◆ DATA LISTING ◆
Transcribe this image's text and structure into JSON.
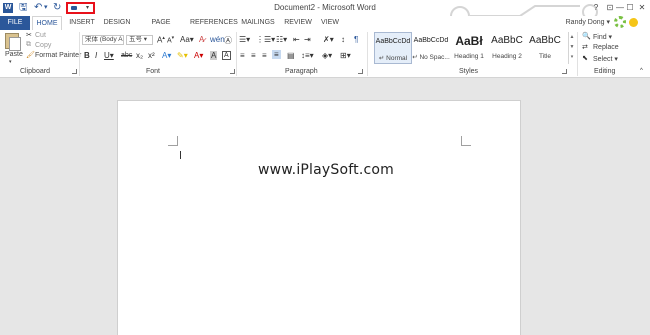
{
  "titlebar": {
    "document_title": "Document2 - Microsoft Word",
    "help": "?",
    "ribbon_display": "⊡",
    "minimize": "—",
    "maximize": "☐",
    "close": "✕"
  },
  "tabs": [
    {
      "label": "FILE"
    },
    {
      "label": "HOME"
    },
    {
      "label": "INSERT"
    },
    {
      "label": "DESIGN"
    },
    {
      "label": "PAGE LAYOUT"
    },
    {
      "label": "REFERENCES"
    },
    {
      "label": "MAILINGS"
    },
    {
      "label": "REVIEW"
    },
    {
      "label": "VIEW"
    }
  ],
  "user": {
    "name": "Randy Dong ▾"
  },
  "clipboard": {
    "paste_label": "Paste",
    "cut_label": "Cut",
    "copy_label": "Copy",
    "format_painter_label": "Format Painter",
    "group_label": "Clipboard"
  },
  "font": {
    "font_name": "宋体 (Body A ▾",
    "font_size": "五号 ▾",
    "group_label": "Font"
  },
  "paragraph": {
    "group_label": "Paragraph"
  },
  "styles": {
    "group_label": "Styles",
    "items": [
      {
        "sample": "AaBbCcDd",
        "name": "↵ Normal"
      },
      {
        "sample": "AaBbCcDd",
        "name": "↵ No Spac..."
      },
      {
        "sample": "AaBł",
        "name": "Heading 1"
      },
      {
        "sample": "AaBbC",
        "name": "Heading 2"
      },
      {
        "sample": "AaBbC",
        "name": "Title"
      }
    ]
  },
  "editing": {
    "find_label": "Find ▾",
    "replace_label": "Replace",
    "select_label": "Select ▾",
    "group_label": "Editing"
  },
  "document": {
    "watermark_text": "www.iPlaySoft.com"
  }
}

◆ EXERCISE DIRECTIONS ◆
Return the entries unchanged, save for the pictures, which do not belong in the copy.

◆ SOLUTION TO THE EXERCISE ◆
Transcribe this image's text and structure into JSON.
{
  "titlebar": {
    "document_title": "Document2 - Microsoft Word",
    "help": "?",
    "ribbon_display": "⊡",
    "minimize": "—",
    "maximize": "☐",
    "close": "✕"
  },
  "tabs": [
    {
      "label": "FILE"
    },
    {
      "label": "HOME"
    },
    {
      "label": "INSERT"
    },
    {
      "label": "DESIGN"
    },
    {
      "label": "PAGE LAYOUT"
    },
    {
      "label": "REFERENCES"
    },
    {
      "label": "MAILINGS"
    },
    {
      "label": "REVIEW"
    },
    {
      "label": "VIEW"
    }
  ],
  "user": {
    "name": "Randy Dong ▾"
  },
  "clipboard": {
    "paste_label": "Paste",
    "cut_label": "Cut",
    "copy_label": "Copy",
    "format_painter_label": "Format Painter",
    "group_label": "Clipboard"
  },
  "font": {
    "font_name": "宋体 (Body A ▾",
    "font_size": "五号 ▾",
    "group_label": "Font"
  },
  "paragraph": {
    "group_label": "Paragraph"
  },
  "styles": {
    "group_label": "Styles",
    "items": [
      {
        "sample": "AaBbCcDd",
        "name": "↵ Normal"
      },
      {
        "sample": "AaBbCcDd",
        "name": "↵ No Spac..."
      },
      {
        "sample": "AaBł",
        "name": "Heading 1"
      },
      {
        "sample": "AaBbC",
        "name": "Heading 2"
      },
      {
        "sample": "AaBbC",
        "name": "Title"
      }
    ]
  },
  "editing": {
    "find_label": "Find ▾",
    "replace_label": "Replace",
    "select_label": "Select ▾",
    "group_label": "Editing"
  },
  "document": {
    "watermark_text": "www.iPlaySoft.com"
  }
}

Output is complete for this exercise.